Task instructions:
Where a line contains the string "ZBrush", copy that line.

[Records contained in a dataset]
* begin *
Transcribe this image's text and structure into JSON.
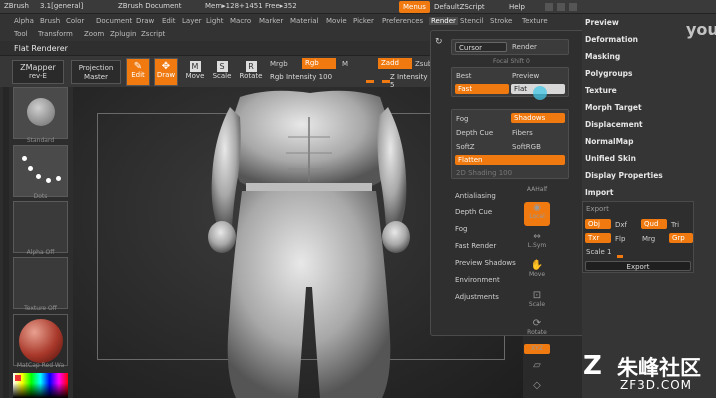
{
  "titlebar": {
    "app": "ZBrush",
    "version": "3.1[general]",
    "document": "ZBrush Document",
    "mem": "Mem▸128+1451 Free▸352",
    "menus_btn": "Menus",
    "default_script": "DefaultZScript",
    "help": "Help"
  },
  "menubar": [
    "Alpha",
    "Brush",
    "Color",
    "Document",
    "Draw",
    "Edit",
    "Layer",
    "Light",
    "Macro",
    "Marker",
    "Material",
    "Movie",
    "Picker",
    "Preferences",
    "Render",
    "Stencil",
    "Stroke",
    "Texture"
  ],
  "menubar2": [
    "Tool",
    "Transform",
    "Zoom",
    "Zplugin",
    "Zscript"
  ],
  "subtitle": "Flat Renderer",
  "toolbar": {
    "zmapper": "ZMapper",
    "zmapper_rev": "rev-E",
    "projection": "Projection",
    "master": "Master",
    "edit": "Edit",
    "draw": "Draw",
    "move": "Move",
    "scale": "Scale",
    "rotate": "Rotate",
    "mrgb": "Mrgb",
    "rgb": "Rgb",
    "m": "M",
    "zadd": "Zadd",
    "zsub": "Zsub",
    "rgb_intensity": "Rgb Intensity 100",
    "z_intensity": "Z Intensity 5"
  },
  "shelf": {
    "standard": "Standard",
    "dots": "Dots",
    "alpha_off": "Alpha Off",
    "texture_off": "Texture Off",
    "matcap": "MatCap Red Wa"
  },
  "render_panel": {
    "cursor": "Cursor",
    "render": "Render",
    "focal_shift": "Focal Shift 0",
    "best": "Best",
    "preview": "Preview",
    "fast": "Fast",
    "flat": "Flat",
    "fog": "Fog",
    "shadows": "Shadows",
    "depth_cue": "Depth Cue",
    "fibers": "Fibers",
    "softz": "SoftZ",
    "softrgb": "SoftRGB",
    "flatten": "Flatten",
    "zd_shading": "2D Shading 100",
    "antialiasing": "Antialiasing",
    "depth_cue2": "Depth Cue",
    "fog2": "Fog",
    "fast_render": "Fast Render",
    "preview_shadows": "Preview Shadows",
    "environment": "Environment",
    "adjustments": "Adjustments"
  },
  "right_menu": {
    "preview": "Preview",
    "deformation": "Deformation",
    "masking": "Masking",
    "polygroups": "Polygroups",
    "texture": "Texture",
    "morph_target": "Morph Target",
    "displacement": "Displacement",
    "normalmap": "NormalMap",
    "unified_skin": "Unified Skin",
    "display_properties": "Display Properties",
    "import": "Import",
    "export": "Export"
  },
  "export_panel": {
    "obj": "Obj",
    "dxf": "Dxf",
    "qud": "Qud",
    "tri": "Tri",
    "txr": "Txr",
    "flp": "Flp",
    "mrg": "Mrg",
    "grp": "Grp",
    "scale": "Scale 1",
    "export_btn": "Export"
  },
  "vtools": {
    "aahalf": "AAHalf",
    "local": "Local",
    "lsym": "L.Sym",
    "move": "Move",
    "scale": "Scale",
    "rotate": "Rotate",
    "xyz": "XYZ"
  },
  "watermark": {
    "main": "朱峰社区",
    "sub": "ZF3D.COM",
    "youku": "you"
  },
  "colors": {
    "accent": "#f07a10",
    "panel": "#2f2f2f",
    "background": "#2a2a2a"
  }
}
* end *
* begin *
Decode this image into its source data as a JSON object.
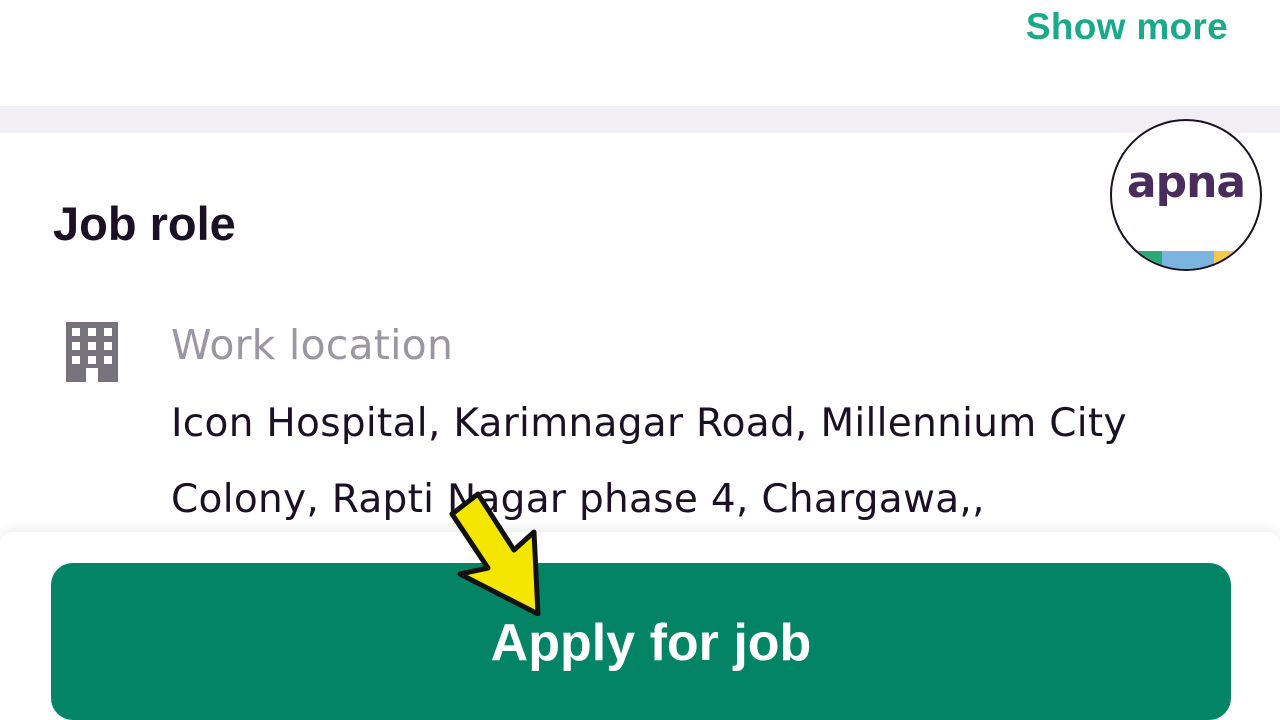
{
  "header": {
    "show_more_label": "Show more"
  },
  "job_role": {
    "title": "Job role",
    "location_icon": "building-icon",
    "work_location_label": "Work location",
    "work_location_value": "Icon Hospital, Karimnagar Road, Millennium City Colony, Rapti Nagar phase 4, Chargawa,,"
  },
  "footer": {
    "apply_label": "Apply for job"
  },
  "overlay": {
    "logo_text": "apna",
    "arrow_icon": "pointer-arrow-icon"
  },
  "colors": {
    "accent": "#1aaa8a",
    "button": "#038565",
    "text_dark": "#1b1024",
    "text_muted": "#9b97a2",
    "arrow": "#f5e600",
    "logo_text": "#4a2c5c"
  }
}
* end *
* begin *
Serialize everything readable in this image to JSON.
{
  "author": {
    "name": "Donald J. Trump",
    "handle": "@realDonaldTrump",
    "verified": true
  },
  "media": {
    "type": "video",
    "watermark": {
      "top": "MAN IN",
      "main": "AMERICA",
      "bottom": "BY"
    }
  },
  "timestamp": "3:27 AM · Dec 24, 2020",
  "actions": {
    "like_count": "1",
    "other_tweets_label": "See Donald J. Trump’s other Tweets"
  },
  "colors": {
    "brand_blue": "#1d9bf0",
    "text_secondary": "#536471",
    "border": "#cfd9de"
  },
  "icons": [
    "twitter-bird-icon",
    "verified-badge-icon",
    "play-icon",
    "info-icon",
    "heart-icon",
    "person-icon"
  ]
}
* end *
Response to this exercise:
    "app": "ZBrush",
    "document": "ZBrush Document",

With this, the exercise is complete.